Task
Write out the full set of records exactly. Any pictures in them do not belong in the copy.

╭─ The input

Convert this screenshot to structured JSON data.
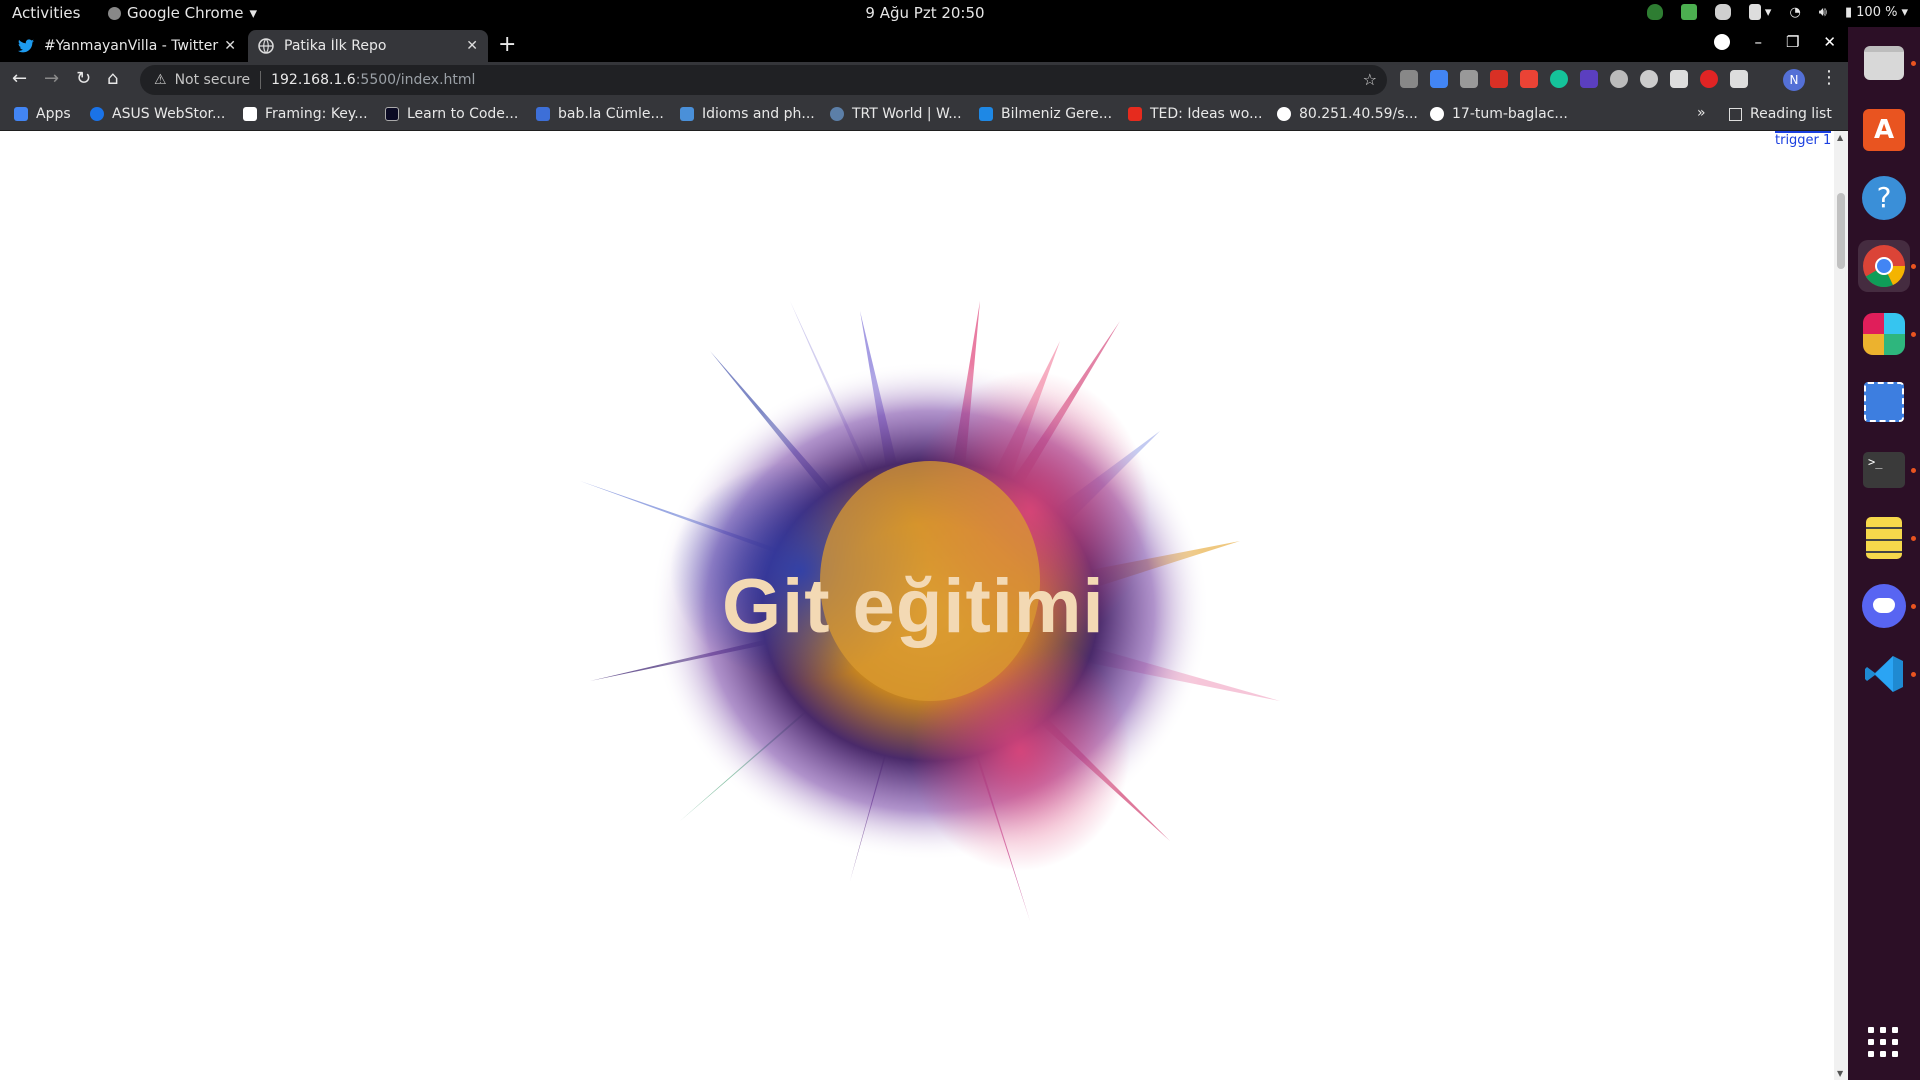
{
  "topbar": {
    "activities": "Activities",
    "app_name": "Google Chrome",
    "datetime": "9 Ağu Pzt  20:50",
    "battery": "100 %"
  },
  "tabs": [
    {
      "title": "#YanmayanVilla - Twitter",
      "icon": "twitter-icon",
      "active": false
    },
    {
      "title": "Patika İlk Repo",
      "icon": "globe-icon",
      "active": true
    }
  ],
  "address_bar": {
    "security_label": "Not secure",
    "host": "192.168.1.6",
    "path": ":5500/index.html"
  },
  "bookmarks": [
    {
      "label": "Apps",
      "icon": "apps-grid-icon",
      "color": "#4285f4"
    },
    {
      "label": "ASUS WebStor...",
      "icon": "asus-icon",
      "color": "#1a73e8"
    },
    {
      "label": "Framing: Key...",
      "icon": "framing-icon",
      "color": "#ffffff"
    },
    {
      "label": "Learn to Code...",
      "icon": "freecodecamp-icon",
      "color": "#0a0a23"
    },
    {
      "label": "bab.la Cümle...",
      "icon": "babla-icon",
      "color": "#3d6fd8"
    },
    {
      "label": "Idioms and ph...",
      "icon": "idioms-icon",
      "color": "#4a90d9"
    },
    {
      "label": "TRT World | W...",
      "icon": "trt-icon",
      "color": "#5c7fa8"
    },
    {
      "label": "Bilmeniz Gere...",
      "icon": "bilmeniz-icon",
      "color": "#1e88e5"
    },
    {
      "label": "TED: Ideas wo...",
      "icon": "ted-icon",
      "color": "#e62b1e"
    },
    {
      "label": "80.251.40.59/s...",
      "icon": "globe-icon",
      "color": "#ffffff"
    },
    {
      "label": "17-tum-baglac...",
      "icon": "globe-icon",
      "color": "#ffffff"
    }
  ],
  "reading_list": "Reading list",
  "page": {
    "trigger_label": "trigger 1",
    "hero_title": "Git eğitimi"
  },
  "dock": [
    {
      "name": "files",
      "icon": "files-icon",
      "running": true
    },
    {
      "name": "software",
      "icon": "ubuntu-software-icon",
      "running": false
    },
    {
      "name": "help",
      "icon": "help-icon",
      "running": false
    },
    {
      "name": "chrome",
      "icon": "chrome-icon",
      "running": true
    },
    {
      "name": "slack",
      "icon": "slack-icon",
      "running": true
    },
    {
      "name": "screenshot",
      "icon": "screenshot-icon",
      "running": false
    },
    {
      "name": "terminal",
      "icon": "terminal-icon",
      "running": true
    },
    {
      "name": "notes",
      "icon": "notes-icon",
      "running": true
    },
    {
      "name": "discord",
      "icon": "discord-icon",
      "running": true
    },
    {
      "name": "vscode",
      "icon": "vscode-icon",
      "running": true
    }
  ]
}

╰─

Reply
Convert this screenshot to structured JSON data.
{
  "topbar": {
    "activities": "Activities",
    "app_name": "Google Chrome",
    "datetime": "9 Ağu Pzt  20:50",
    "battery": "100 %"
  },
  "tabs": [
    {
      "title": "#YanmayanVilla - Twitter",
      "icon": "twitter-icon",
      "active": false
    },
    {
      "title": "Patika İlk Repo",
      "icon": "globe-icon",
      "active": true
    }
  ],
  "address_bar": {
    "security_label": "Not secure",
    "host": "192.168.1.6",
    "path": ":5500/index.html"
  },
  "bookmarks": [
    {
      "label": "Apps",
      "icon": "apps-grid-icon",
      "color": "#4285f4"
    },
    {
      "label": "ASUS WebStor...",
      "icon": "asus-icon",
      "color": "#1a73e8"
    },
    {
      "label": "Framing: Key...",
      "icon": "framing-icon",
      "color": "#ffffff"
    },
    {
      "label": "Learn to Code...",
      "icon": "freecodecamp-icon",
      "color": "#0a0a23"
    },
    {
      "label": "bab.la Cümle...",
      "icon": "babla-icon",
      "color": "#3d6fd8"
    },
    {
      "label": "Idioms and ph...",
      "icon": "idioms-icon",
      "color": "#4a90d9"
    },
    {
      "label": "TRT World | W...",
      "icon": "trt-icon",
      "color": "#5c7fa8"
    },
    {
      "label": "Bilmeniz Gere...",
      "icon": "bilmeniz-icon",
      "color": "#1e88e5"
    },
    {
      "label": "TED: Ideas wo...",
      "icon": "ted-icon",
      "color": "#e62b1e"
    },
    {
      "label": "80.251.40.59/s...",
      "icon": "globe-icon",
      "color": "#ffffff"
    },
    {
      "label": "17-tum-baglac...",
      "icon": "globe-icon",
      "color": "#ffffff"
    }
  ],
  "reading_list": "Reading list",
  "page": {
    "trigger_label": "trigger 1",
    "hero_title": "Git eğitimi"
  },
  "dock": [
    {
      "name": "files",
      "icon": "files-icon",
      "running": true
    },
    {
      "name": "software",
      "icon": "ubuntu-software-icon",
      "running": false
    },
    {
      "name": "help",
      "icon": "help-icon",
      "running": false
    },
    {
      "name": "chrome",
      "icon": "chrome-icon",
      "running": true
    },
    {
      "name": "slack",
      "icon": "slack-icon",
      "running": true
    },
    {
      "name": "screenshot",
      "icon": "screenshot-icon",
      "running": false
    },
    {
      "name": "terminal",
      "icon": "terminal-icon",
      "running": true
    },
    {
      "name": "notes",
      "icon": "notes-icon",
      "running": true
    },
    {
      "name": "discord",
      "icon": "discord-icon",
      "running": true
    },
    {
      "name": "vscode",
      "icon": "vscode-icon",
      "running": true
    }
  ]
}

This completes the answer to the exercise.